YOUR TASK
Each line that holds the word "Damages" is to be identified and copied.

Entries taken from a collection:
• • • • • • •
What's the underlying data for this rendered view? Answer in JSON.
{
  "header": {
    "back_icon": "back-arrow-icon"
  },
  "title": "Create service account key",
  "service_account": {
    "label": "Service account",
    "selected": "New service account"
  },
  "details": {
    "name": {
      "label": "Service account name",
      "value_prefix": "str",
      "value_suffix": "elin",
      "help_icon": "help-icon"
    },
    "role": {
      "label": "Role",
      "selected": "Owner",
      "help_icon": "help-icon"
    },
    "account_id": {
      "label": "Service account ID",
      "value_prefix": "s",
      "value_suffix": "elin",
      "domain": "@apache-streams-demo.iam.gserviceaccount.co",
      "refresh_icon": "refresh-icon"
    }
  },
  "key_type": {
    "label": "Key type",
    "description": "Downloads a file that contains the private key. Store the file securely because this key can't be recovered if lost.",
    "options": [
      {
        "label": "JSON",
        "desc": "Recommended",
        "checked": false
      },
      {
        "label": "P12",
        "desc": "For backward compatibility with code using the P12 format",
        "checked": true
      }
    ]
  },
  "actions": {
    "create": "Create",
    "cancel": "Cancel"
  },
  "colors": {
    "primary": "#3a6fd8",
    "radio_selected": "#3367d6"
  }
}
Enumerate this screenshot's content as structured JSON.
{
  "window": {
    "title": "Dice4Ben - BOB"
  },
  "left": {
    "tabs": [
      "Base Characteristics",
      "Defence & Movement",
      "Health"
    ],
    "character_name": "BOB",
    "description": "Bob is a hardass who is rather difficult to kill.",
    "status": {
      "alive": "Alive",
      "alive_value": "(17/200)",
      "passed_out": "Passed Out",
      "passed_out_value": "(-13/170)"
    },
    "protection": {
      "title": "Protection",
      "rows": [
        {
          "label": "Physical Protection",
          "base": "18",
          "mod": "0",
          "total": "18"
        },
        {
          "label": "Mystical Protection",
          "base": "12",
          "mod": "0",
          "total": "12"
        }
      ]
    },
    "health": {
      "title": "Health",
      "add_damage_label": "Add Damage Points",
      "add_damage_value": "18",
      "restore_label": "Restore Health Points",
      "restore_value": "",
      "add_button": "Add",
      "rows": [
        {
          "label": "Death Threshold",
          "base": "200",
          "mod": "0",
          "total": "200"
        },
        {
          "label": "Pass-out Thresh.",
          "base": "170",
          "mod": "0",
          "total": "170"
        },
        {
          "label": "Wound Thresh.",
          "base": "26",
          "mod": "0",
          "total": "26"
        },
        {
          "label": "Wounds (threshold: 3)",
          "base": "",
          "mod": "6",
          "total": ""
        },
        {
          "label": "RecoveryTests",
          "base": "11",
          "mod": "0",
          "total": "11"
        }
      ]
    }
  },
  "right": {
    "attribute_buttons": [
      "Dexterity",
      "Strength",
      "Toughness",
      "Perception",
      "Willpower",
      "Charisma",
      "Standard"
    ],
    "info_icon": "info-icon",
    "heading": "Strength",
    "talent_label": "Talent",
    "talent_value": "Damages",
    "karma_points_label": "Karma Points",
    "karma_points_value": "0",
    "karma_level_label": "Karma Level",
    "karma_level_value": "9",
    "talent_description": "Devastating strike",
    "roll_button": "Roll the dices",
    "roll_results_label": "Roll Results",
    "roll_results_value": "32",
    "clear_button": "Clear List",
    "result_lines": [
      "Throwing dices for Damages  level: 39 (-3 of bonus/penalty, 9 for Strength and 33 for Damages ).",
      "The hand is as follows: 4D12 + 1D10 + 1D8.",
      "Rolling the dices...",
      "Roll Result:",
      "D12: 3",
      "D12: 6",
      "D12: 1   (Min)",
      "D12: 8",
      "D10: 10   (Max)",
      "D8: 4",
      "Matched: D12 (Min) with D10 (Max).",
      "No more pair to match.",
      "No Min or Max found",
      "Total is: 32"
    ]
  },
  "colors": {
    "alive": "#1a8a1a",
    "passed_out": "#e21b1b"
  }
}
• • • • • • •
THE REPLY
    "talent_value": "Damages",
      "Throwing dices for Damages  level: 39 (-3 of bonus/penalty, 9 for Strength and 33 for Damages ).",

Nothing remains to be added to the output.